▸ **Exercise requirements**: Copy out every line in the entries below that includes "Windspeed".

Stored entries
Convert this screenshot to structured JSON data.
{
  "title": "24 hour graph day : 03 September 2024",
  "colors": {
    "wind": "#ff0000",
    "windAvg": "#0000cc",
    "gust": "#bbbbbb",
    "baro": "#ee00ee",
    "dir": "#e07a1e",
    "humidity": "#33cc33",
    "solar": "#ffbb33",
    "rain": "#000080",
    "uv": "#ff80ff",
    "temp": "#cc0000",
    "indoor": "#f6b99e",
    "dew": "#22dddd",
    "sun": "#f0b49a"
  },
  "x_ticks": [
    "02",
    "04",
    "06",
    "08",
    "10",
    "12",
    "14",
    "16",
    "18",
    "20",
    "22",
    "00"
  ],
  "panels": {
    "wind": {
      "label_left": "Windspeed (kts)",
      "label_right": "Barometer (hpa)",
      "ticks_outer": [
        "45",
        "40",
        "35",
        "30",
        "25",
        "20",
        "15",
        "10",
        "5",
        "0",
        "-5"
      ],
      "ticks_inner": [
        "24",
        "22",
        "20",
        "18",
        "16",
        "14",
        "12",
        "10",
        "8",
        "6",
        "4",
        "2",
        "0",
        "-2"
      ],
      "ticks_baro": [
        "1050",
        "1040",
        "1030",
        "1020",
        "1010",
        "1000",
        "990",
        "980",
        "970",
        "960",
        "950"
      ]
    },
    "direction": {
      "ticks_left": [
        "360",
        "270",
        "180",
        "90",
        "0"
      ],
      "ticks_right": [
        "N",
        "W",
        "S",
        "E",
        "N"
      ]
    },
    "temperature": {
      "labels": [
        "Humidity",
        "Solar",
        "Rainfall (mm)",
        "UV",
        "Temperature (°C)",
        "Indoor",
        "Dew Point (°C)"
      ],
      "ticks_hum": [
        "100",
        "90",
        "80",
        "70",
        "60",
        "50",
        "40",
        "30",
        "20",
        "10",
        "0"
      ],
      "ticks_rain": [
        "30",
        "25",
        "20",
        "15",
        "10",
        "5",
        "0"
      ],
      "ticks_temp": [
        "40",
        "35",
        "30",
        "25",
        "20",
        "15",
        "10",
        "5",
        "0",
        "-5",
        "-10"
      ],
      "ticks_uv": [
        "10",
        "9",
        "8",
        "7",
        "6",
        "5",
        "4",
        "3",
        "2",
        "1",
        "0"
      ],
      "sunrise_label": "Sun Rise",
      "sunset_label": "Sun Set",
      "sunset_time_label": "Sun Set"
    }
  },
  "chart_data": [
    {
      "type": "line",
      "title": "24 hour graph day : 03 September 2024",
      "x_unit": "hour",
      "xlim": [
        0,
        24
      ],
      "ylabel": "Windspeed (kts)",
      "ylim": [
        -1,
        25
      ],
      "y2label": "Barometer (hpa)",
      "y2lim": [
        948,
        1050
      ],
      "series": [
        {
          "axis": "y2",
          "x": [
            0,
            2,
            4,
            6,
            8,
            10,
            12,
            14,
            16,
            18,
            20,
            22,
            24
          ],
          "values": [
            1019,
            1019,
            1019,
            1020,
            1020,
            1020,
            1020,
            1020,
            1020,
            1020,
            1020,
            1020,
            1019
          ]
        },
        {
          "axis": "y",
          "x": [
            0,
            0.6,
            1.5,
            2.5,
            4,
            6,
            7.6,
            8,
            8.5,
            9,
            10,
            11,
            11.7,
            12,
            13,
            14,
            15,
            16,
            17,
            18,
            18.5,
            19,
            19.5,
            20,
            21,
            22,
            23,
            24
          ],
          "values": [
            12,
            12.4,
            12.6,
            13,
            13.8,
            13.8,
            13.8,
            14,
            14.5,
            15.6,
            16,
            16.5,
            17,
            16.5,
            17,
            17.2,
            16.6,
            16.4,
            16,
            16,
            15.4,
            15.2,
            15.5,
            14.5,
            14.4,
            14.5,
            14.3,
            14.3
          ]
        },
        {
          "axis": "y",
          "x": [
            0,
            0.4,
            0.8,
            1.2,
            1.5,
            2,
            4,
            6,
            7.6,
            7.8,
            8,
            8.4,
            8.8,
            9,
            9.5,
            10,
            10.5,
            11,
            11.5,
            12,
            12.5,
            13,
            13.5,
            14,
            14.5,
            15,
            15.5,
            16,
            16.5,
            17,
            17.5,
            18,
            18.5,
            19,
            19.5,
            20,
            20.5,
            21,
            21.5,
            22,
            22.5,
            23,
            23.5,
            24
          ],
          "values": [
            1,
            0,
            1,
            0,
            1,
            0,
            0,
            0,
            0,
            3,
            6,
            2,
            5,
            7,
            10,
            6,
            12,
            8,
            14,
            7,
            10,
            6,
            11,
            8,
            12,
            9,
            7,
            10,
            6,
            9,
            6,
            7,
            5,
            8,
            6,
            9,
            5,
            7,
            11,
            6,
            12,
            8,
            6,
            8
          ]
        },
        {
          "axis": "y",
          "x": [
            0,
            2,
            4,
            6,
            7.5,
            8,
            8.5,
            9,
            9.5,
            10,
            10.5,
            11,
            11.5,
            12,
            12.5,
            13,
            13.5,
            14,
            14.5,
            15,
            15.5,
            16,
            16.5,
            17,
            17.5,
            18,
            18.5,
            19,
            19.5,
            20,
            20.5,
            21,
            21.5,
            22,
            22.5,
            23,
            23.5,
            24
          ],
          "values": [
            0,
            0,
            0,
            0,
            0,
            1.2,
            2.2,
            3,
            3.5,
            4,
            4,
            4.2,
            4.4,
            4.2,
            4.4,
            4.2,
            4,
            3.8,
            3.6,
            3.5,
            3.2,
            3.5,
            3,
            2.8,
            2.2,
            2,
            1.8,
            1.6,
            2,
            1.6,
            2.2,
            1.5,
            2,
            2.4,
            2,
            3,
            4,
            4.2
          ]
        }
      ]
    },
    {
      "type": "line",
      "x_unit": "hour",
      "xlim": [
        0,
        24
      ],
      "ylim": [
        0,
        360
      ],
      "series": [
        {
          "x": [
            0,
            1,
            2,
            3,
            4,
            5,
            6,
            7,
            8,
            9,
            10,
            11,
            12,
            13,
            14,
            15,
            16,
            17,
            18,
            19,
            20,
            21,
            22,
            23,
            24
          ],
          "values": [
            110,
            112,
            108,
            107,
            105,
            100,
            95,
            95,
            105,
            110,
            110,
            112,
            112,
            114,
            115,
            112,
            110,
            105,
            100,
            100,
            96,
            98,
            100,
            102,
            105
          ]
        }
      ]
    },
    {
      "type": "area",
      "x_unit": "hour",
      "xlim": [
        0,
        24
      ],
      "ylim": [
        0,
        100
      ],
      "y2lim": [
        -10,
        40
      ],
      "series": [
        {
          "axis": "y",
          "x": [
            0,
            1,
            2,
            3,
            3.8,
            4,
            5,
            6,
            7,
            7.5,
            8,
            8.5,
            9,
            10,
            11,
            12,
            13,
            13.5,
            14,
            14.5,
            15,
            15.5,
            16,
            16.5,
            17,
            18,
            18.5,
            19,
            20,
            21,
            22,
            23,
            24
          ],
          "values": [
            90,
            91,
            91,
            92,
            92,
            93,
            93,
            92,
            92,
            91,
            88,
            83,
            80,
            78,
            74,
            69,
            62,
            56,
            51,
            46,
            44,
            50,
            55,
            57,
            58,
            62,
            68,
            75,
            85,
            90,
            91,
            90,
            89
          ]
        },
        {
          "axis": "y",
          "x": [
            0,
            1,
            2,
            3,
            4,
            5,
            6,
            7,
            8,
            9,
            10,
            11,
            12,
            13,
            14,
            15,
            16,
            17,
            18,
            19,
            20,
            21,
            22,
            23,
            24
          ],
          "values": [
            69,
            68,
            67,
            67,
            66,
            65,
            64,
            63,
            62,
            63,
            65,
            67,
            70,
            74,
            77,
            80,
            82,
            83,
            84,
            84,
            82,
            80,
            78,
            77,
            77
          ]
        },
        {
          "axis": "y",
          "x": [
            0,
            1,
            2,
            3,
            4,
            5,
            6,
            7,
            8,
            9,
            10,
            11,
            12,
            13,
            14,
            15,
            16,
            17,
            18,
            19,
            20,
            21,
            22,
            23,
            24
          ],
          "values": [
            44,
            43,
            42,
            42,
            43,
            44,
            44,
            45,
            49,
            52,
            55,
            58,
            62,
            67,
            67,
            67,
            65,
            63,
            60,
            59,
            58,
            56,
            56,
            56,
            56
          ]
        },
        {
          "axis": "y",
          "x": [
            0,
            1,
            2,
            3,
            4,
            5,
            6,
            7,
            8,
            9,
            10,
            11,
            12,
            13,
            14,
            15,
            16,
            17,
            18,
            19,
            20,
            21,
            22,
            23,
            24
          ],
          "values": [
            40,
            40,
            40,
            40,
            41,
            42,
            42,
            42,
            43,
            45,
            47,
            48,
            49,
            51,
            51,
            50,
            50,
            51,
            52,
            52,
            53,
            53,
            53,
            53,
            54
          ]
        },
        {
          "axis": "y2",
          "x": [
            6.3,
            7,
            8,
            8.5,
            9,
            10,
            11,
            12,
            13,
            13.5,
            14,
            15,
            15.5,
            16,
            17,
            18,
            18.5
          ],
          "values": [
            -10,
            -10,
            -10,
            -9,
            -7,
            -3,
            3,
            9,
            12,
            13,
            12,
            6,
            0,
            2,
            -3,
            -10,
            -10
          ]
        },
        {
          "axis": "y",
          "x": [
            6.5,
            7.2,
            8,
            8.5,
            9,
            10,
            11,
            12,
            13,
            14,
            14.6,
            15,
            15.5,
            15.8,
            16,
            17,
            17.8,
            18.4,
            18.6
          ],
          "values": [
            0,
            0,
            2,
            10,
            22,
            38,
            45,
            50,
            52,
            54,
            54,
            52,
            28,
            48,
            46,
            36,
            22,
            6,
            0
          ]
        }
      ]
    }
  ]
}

▸ **Answer to the task**:
      "label_left": "Windspeed (kts)",
      "ylabel": "Windspeed (kts)",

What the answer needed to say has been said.